Recast the lines of the listing below, from the line with "most 100 elements." to the line with "details-button[interactable]: Szczegóły <box>392 428", as a JSON list of strings with one string per line, leaving out any blank lines.

(Layout dataset listings)
##########

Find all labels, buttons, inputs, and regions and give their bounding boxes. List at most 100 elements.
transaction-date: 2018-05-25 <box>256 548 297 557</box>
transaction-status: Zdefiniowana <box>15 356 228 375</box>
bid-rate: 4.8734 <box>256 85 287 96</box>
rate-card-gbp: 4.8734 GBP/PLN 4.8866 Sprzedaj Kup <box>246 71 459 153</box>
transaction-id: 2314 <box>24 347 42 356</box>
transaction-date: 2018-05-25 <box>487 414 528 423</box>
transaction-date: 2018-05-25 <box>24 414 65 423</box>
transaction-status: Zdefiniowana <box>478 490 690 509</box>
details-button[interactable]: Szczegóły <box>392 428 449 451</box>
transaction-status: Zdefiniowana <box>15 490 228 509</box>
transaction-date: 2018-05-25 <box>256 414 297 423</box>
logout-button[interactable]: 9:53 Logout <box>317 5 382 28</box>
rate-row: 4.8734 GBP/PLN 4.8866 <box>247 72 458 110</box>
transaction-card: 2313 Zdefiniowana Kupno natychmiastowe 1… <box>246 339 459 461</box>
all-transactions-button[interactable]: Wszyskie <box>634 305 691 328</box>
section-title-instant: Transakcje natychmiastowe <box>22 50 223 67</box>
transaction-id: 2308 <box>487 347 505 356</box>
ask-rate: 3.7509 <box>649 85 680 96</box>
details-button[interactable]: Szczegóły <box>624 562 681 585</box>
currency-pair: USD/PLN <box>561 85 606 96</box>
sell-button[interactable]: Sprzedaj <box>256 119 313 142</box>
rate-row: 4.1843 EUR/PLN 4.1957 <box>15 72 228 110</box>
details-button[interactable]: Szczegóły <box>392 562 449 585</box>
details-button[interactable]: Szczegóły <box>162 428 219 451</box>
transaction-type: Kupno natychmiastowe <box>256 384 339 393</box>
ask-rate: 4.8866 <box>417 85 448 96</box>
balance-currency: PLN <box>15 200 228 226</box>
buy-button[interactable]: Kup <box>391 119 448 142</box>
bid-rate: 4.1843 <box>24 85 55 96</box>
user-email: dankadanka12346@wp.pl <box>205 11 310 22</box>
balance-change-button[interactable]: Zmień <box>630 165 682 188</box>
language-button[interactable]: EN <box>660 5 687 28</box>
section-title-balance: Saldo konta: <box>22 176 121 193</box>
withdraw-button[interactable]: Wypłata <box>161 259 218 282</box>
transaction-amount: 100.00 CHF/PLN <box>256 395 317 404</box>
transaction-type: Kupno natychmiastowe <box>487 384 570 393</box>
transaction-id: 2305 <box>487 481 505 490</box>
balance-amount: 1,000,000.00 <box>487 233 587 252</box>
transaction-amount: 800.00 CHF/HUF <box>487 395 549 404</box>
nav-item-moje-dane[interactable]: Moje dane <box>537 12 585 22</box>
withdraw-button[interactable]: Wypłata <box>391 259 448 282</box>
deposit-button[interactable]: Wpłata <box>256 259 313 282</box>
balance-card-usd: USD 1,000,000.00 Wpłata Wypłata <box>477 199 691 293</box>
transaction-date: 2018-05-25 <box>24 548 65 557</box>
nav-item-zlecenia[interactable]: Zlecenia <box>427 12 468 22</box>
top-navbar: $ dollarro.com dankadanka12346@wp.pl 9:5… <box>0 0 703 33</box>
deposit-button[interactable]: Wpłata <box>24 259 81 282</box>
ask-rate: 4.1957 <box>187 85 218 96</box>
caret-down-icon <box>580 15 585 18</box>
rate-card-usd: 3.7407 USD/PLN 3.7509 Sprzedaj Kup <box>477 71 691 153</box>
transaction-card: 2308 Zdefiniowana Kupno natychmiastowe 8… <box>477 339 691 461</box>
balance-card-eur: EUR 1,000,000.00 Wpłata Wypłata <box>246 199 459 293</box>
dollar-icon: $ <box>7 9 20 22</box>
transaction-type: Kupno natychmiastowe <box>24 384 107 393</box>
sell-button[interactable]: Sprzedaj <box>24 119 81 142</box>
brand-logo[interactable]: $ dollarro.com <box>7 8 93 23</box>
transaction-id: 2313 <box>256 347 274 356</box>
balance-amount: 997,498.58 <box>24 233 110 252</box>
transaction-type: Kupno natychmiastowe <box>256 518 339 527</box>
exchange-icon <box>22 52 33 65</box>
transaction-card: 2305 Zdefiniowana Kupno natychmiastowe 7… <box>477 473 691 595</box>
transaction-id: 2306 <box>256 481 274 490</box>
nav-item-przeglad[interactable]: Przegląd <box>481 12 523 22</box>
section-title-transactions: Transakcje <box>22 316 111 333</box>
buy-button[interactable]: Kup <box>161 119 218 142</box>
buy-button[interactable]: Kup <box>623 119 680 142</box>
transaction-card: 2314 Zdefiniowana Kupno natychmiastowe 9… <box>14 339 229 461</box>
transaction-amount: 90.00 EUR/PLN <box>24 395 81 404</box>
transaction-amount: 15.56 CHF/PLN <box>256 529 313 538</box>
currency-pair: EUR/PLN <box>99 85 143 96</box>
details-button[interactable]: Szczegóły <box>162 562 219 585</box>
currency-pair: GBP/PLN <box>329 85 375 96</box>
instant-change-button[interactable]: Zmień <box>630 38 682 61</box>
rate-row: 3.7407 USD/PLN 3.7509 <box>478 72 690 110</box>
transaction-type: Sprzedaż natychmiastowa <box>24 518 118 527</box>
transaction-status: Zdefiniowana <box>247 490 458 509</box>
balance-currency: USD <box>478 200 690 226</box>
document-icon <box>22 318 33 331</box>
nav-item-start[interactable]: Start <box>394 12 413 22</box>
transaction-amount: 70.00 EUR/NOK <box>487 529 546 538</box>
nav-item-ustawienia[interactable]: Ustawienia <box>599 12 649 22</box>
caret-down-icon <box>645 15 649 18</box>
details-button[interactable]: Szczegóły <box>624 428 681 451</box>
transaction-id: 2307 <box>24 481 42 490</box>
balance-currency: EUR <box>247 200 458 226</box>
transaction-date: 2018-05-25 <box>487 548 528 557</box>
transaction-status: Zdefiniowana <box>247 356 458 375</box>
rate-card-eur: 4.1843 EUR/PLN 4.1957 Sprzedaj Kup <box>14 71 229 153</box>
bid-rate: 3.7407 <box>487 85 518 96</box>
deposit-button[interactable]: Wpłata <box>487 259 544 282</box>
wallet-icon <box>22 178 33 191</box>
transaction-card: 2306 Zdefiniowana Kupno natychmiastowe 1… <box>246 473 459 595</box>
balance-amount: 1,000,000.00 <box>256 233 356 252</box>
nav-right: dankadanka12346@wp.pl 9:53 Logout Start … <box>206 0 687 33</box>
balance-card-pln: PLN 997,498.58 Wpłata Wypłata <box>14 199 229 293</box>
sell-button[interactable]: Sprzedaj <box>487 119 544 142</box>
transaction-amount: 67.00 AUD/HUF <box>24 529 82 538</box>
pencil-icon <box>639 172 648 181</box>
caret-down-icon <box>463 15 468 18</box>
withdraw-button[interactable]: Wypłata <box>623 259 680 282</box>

##########

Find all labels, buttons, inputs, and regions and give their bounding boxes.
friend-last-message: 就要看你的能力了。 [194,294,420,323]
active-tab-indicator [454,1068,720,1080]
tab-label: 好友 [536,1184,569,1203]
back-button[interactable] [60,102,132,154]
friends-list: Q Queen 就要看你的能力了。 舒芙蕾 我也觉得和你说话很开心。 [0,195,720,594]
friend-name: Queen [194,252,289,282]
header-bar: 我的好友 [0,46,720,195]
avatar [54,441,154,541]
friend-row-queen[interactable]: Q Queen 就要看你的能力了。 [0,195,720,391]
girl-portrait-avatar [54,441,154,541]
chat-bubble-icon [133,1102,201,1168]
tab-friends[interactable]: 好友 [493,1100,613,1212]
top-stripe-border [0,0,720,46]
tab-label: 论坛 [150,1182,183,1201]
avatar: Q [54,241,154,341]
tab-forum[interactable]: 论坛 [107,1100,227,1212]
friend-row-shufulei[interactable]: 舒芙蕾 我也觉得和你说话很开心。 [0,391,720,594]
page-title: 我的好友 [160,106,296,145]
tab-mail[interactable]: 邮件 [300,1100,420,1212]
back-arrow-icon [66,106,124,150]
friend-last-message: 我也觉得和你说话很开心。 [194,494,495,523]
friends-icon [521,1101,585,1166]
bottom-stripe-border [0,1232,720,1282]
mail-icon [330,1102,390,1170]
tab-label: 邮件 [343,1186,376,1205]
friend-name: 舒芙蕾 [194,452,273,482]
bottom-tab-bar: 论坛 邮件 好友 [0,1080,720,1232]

##########

* **RIGHT ANSWER**
[
  "Find all labels, buttons, inputs, and regions and give their bounding boxes. List at most 100 elements.",
  "transaction-date: 2018-05-25 <box>256 548 297 557</box>",
  "transaction-status: Zdefiniowana <box>15 356 228 375</box>",
  "bid-rate: 4.8734 <box>256 85 287 96</box>",
  "rate-card-gbp: 4.8734 GBP/PLN 4.8866 Sprzedaj Kup <box>246 71 459 153</box>",
  "transaction-id: 2314 <box>24 347 42 356</box>",
  "transaction-date: 2018-05-25 <box>487 414 528 423</box>",
  "transaction-date: 2018-05-25 <box>24 414 65 423</box>",
  "transaction-status: Zdefiniowana <box>478 490 690 509</box>",
  "details-button[interactable]: Szczegóły <box>392 428 449 451</box>"
]